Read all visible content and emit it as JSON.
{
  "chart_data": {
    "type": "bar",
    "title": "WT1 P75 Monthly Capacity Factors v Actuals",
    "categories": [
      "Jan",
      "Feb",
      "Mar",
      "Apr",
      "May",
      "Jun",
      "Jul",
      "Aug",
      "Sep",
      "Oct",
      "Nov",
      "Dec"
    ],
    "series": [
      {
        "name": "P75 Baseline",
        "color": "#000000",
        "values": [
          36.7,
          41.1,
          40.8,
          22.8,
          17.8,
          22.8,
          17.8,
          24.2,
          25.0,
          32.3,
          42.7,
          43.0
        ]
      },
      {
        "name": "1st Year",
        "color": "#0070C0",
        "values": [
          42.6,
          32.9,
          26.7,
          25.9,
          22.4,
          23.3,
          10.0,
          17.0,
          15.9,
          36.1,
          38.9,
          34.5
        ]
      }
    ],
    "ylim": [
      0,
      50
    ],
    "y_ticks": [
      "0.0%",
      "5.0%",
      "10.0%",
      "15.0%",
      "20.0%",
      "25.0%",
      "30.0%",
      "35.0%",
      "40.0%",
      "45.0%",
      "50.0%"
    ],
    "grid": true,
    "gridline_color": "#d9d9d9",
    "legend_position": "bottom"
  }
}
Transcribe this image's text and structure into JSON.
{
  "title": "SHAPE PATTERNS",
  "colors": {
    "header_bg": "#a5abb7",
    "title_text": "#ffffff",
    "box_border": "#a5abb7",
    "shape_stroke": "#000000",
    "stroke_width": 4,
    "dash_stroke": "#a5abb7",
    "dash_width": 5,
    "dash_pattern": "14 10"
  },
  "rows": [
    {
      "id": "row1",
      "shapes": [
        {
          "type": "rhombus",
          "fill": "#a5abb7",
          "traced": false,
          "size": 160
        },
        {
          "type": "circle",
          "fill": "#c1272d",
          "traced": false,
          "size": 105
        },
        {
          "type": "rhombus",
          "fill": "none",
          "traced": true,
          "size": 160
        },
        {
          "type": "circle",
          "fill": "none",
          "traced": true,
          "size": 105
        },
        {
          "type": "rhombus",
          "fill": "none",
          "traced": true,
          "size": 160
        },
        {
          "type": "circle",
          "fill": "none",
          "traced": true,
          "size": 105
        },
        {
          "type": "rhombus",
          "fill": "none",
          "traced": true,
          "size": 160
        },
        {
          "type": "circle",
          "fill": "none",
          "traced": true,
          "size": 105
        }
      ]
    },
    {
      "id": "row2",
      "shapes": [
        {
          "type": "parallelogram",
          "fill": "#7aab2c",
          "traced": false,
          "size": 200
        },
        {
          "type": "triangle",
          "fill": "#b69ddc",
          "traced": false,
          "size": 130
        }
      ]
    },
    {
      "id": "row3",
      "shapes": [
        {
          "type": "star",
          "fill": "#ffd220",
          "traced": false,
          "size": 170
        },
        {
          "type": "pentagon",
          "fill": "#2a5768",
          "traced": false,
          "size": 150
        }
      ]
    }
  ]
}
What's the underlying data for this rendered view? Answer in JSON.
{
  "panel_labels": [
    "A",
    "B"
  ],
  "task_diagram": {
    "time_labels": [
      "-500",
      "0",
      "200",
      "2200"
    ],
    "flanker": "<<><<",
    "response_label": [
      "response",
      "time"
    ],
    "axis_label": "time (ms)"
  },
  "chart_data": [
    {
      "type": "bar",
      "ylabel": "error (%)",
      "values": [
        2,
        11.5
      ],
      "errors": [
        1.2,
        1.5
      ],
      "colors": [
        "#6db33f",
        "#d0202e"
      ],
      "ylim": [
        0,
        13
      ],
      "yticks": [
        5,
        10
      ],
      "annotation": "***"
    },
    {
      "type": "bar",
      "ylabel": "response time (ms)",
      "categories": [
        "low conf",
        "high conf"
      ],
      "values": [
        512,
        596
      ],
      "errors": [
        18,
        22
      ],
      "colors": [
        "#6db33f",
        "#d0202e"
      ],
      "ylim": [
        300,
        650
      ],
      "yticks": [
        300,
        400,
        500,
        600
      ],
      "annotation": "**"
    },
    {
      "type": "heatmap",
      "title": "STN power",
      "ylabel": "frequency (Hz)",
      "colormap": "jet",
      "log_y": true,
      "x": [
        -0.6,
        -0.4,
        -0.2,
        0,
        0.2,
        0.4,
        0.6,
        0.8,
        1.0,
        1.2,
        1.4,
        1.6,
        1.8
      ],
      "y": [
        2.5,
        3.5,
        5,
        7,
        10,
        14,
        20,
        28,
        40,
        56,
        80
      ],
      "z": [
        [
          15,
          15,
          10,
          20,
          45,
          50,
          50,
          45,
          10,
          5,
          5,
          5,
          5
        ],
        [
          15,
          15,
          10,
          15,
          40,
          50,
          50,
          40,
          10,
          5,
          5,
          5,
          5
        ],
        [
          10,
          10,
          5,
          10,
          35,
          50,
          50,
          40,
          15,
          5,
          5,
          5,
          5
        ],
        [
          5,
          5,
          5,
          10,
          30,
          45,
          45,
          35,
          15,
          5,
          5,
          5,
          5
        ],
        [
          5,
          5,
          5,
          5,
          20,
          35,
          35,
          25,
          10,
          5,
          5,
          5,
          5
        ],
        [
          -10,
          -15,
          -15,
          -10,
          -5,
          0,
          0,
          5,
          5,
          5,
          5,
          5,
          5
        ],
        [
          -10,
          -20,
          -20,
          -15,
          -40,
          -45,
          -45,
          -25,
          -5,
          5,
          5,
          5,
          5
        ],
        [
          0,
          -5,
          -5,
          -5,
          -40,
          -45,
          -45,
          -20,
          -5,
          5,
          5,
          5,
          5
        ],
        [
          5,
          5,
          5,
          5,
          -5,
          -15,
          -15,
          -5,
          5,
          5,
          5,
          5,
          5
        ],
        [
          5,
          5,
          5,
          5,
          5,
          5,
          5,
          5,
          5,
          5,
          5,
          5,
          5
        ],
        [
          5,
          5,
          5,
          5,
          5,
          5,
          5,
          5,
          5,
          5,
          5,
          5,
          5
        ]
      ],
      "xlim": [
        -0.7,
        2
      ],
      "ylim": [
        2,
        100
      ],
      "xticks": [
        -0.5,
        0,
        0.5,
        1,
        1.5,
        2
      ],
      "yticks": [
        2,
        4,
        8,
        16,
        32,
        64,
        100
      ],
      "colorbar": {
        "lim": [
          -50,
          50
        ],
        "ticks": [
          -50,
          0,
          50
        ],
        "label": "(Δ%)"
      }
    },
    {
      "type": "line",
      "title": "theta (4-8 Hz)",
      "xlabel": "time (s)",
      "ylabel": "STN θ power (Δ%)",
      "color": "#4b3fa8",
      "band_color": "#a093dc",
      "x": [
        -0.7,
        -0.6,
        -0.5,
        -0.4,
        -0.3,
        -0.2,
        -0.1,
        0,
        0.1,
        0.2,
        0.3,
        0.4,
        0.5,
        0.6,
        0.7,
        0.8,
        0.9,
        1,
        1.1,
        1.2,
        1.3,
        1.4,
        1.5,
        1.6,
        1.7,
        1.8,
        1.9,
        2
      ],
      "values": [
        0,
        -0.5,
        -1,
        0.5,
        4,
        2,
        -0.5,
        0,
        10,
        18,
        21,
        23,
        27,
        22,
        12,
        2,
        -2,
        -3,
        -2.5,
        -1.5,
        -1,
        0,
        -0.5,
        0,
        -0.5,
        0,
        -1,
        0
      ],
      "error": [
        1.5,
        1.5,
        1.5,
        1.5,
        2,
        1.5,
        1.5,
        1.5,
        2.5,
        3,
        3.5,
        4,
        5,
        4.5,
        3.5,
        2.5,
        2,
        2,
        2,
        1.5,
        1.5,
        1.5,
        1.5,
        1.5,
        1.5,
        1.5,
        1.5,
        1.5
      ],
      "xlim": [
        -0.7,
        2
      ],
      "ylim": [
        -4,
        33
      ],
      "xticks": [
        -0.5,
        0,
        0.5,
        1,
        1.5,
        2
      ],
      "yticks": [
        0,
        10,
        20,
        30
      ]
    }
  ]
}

============================================================

■ **Short exercise**
Pick out every line with the string "this" and copy it.

■ **Exercise response**
Transcribe this image's text and structure into JSON.
What's the underlying data for this rendered view? Answer in JSON.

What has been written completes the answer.